● **Отрывок текста**
----------------
Итак - превентивная революция! С чего начать? Конечно, с проекта, с живой мысли, со свежей и незатасканной идеи. Ситуация здесь в настоящий момент крайне благоприятная.

Прежние водоразделы, дробящие политическое пространство на левых и правых, либералов и традиционалистов, стремительно утрачивают значение. Именно наличие или отсутствие проектности является ключевым критерием оценки того или иного политика. А свойственная отечественному мировосприятию 'кратоцентричность', как бы изначально делегированный власти ресурс ожиданий и готовность прозревать знамения замысла и промысла даже в самых малых и незначительных действиях лиц, облеченных высокими должностями, обеспечивают высокий рейтинг тем представителям управленческого ареопага, которые говорят понятные и содержательные вещи.

Иными словами, в обществе созрел запрос на идеократию. Собственно идеократия существовала у нас всегда. Более того, история наглядно свидетельствует о том, что как только ослабевала смысловая, идейная, мыслительная (то есть проектная по своей сути) доминанта режима, он приходил в упадок и погибал. Самодержавная Россия и Советский Союз прекратили свое существование именно по такому сценарию. Да и ельцинский режим исчерпал себя именно тогда, когда после дефолта 98-го оказались окончательно похороненными слабые начинания по выстраиванию консолидационного проекта. Заявленные накануне выборов 96-го и худо-бедно продавливавшиеся в первые месяцы второго срока Ельцина, они просто перестали работать в условиях охватившей страну гиперинфляции и впоследствии сконцентрировались исключительно на напряженном поиске наследника. (Либерально-рыночная идеократия, обернувшаяся на практике номенклатурной приватизацией, исчерпала себя еще раньше.)
----------------
● **Сохраненные данные**
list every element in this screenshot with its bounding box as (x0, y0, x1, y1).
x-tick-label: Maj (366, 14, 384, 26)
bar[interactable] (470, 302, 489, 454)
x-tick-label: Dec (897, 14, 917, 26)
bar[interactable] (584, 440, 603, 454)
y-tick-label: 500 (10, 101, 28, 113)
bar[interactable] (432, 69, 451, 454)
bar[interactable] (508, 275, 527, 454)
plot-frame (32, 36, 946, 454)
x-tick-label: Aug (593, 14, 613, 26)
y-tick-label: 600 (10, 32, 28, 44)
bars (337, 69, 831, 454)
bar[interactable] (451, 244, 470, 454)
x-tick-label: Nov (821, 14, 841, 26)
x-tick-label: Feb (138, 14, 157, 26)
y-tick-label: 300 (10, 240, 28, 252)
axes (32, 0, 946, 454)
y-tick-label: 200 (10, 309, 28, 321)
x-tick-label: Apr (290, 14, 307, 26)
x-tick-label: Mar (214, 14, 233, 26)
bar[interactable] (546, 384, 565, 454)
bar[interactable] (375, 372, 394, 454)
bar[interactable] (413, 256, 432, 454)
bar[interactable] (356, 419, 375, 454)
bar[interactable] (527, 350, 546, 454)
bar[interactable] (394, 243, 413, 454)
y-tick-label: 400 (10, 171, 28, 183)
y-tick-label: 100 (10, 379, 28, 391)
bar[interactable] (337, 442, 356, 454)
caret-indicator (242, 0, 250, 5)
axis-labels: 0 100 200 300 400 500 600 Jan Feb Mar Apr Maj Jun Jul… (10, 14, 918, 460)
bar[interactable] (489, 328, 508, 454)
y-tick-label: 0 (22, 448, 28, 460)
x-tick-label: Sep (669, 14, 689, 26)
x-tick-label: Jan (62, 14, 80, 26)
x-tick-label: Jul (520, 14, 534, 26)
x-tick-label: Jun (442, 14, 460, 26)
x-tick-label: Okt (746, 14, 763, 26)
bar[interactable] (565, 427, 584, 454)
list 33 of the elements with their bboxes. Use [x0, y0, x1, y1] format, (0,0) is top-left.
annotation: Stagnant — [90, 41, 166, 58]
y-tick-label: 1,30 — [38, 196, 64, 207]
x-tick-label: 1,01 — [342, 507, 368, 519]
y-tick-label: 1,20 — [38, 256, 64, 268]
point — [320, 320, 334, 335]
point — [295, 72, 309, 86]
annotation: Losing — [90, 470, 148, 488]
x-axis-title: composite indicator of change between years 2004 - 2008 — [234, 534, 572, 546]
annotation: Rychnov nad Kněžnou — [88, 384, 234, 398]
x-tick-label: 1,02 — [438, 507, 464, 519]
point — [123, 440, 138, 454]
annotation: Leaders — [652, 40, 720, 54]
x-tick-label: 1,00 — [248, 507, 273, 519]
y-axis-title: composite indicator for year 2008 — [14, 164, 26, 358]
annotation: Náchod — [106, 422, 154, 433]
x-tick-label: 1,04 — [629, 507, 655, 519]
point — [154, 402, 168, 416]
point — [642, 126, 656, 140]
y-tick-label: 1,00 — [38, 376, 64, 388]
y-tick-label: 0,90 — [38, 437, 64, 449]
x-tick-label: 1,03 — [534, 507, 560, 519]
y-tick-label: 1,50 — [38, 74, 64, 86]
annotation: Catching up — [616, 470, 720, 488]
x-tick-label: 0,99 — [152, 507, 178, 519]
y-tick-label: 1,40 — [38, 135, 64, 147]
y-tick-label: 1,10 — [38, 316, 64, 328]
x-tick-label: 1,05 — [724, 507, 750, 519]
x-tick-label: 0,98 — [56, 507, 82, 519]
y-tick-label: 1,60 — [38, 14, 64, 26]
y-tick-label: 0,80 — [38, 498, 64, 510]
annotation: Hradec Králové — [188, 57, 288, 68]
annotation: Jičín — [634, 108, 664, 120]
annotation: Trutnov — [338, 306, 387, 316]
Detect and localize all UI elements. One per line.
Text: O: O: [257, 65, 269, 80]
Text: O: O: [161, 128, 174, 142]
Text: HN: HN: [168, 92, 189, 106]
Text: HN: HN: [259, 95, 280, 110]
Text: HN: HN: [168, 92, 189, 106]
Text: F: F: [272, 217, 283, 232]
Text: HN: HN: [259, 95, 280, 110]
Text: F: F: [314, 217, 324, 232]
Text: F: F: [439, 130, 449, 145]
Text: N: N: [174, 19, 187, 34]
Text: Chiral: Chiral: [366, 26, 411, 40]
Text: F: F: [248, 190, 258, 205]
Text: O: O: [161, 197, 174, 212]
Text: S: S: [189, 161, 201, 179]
----------------
● **Цель упражнения**
Перепишите отрывок об идеократии от «Итак - превентивная» до «момент крайне благоприятная.», заменив «революция» на «реформа». Данные здесь не используются.

● **Результат задания**
Итак - превентивная реформа! С чего начать? Конечно, с проекта, с живой мысли, со свежей и незатасканной идеи. Ситуация здесь в настоящий момент крайне благоприятная.